Data provided:
<<<<
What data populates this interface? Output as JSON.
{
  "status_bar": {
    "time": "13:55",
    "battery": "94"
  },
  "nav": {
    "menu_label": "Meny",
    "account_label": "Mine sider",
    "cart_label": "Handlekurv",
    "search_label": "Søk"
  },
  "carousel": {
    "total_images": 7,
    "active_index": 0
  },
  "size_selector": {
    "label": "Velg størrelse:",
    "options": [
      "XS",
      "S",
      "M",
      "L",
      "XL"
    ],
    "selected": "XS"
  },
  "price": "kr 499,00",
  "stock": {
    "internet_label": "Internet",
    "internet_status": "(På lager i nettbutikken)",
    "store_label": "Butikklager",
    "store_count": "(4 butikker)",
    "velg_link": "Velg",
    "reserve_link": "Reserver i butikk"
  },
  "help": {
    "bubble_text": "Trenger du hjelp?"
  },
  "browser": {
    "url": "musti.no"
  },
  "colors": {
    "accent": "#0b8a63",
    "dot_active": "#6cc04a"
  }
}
>>>>
Aim:
Transcribe the full listing above without leaving anything out.

Final result:
What data populates this interface? Output as JSON.
{
  "status_bar": {
    "time": "13:55",
    "battery": "94"
  },
  "nav": {
    "menu_label": "Meny",
    "account_label": "Mine sider",
    "cart_label": "Handlekurv",
    "search_label": "Søk"
  },
  "carousel": {
    "total_images": 7,
    "active_index": 0
  },
  "size_selector": {
    "label": "Velg størrelse:",
    "options": [
      "XS",
      "S",
      "M",
      "L",
      "XL"
    ],
    "selected": "XS"
  },
  "price": "kr 499,00",
  "stock": {
    "internet_label": "Internet",
    "internet_status": "(På lager i nettbutikken)",
    "store_label": "Butikklager",
    "store_count": "(4 butikker)",
    "velg_link": "Velg",
    "reserve_link": "Reserver i butikk"
  },
  "help": {
    "bubble_text": "Trenger du hjelp?"
  },
  "browser": {
    "url": "musti.no"
  },
  "colors": {
    "accent": "#0b8a63",
    "dot_active": "#6cc04a"
  }
}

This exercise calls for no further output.